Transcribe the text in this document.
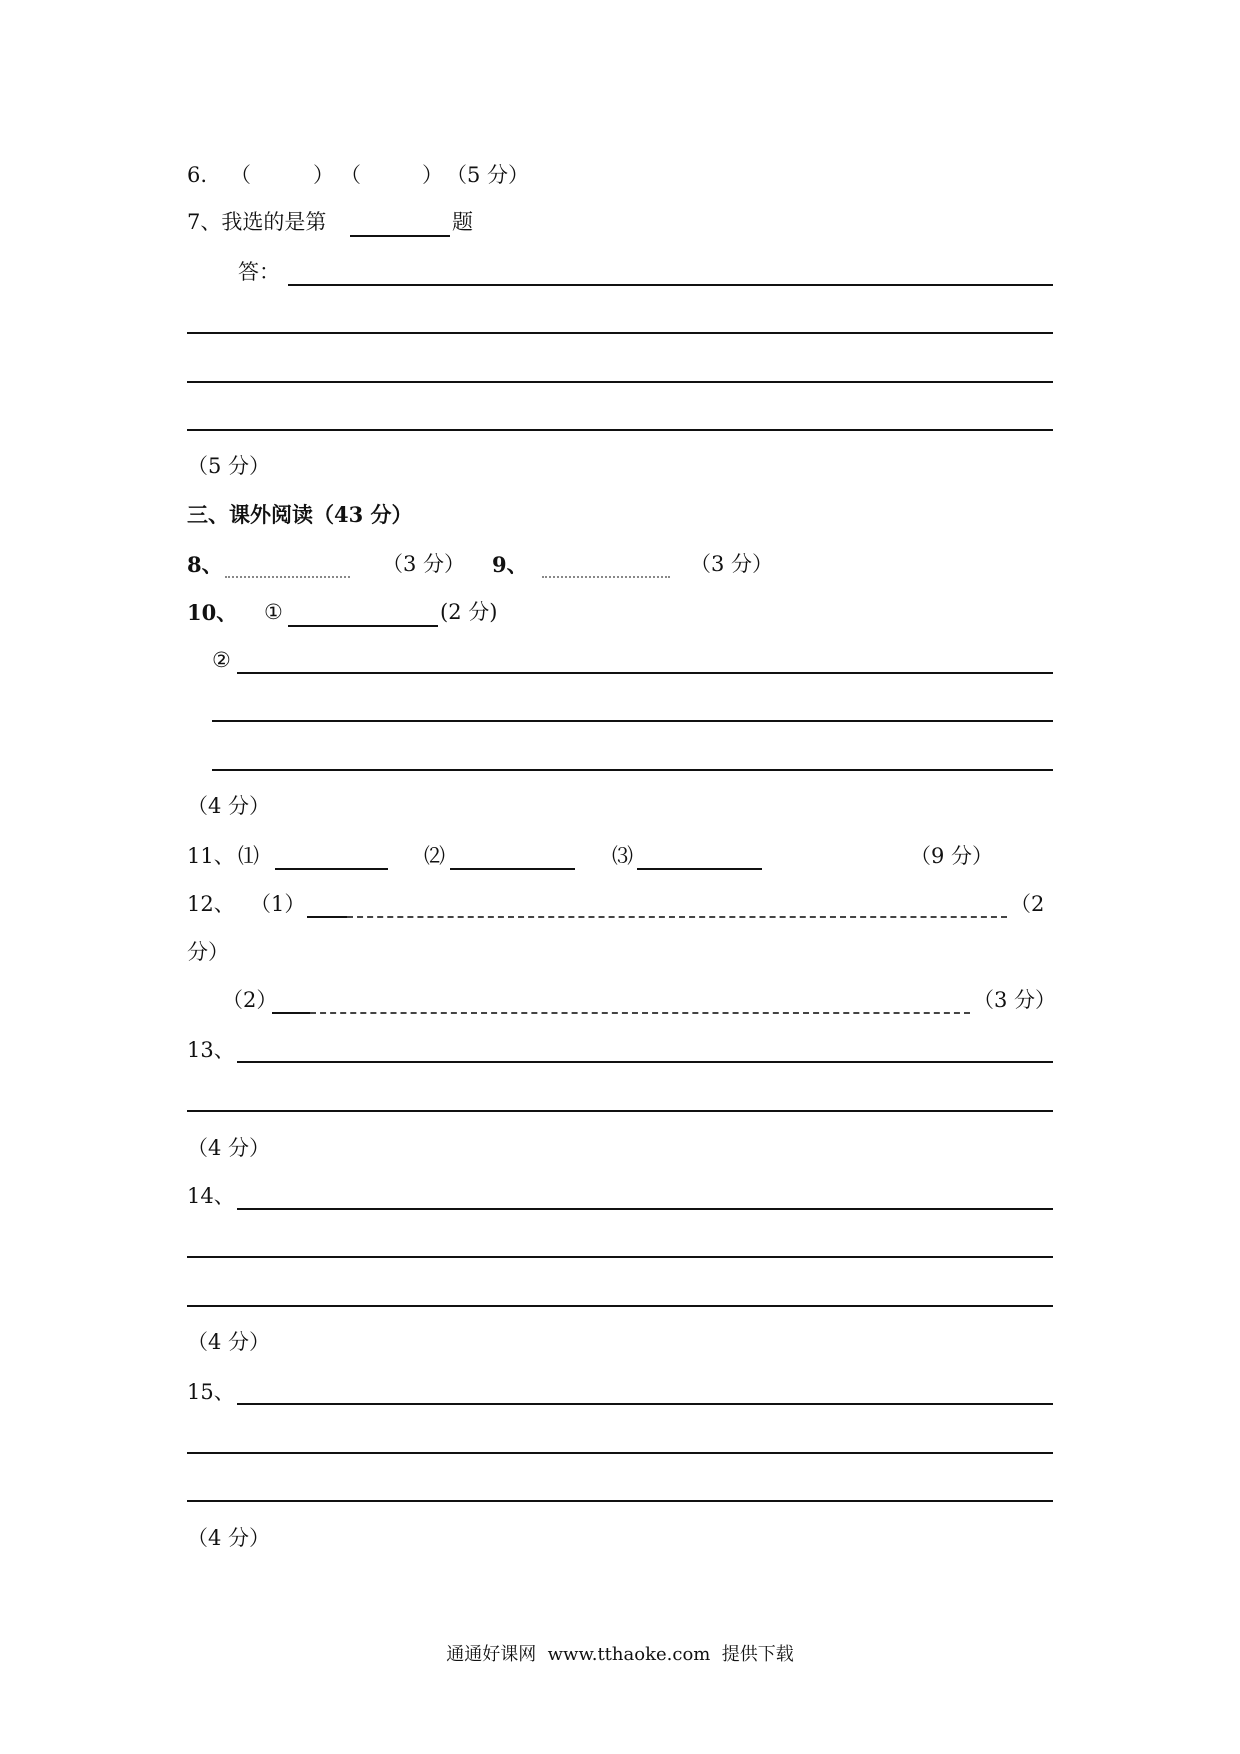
6. （	） （	） （5 分）
7、我选的是第	题
答：
（5 分）
三、课外阅读（43 分）
8、	（3 分） 9、	（3 分）
10、 ①	(2 分)
②
（4 分）
11、 ⑴	⑵	⑶	（9 分）
12、 （1）	（2
分）
（2）	（3 分）
13、
（4 分）
14、
（4 分）
15、
（4 分）
通通好课网  www.tthaoke.com  提供下载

* **To do**
Each line of the data is to be duplicated exactly; pictures stay out of the copy.

* **Task response**
Transcribe the text in this document.
6. （	） （	） （5 分）
7、我选的是第	题
答：
（5 分）
三、课外阅读（43 分）
8、	（3 分） 9、	（3 分）
10、 ①	(2 分)
②
（4 分）
11、 ⑴	⑵	⑶	（9 分）
12、 （1）	（2
分）
（2）	（3 分）
13、
（4 分）
14、
（4 分）
15、
（4 分）
通通好课网  www.tthaoke.com  提供下载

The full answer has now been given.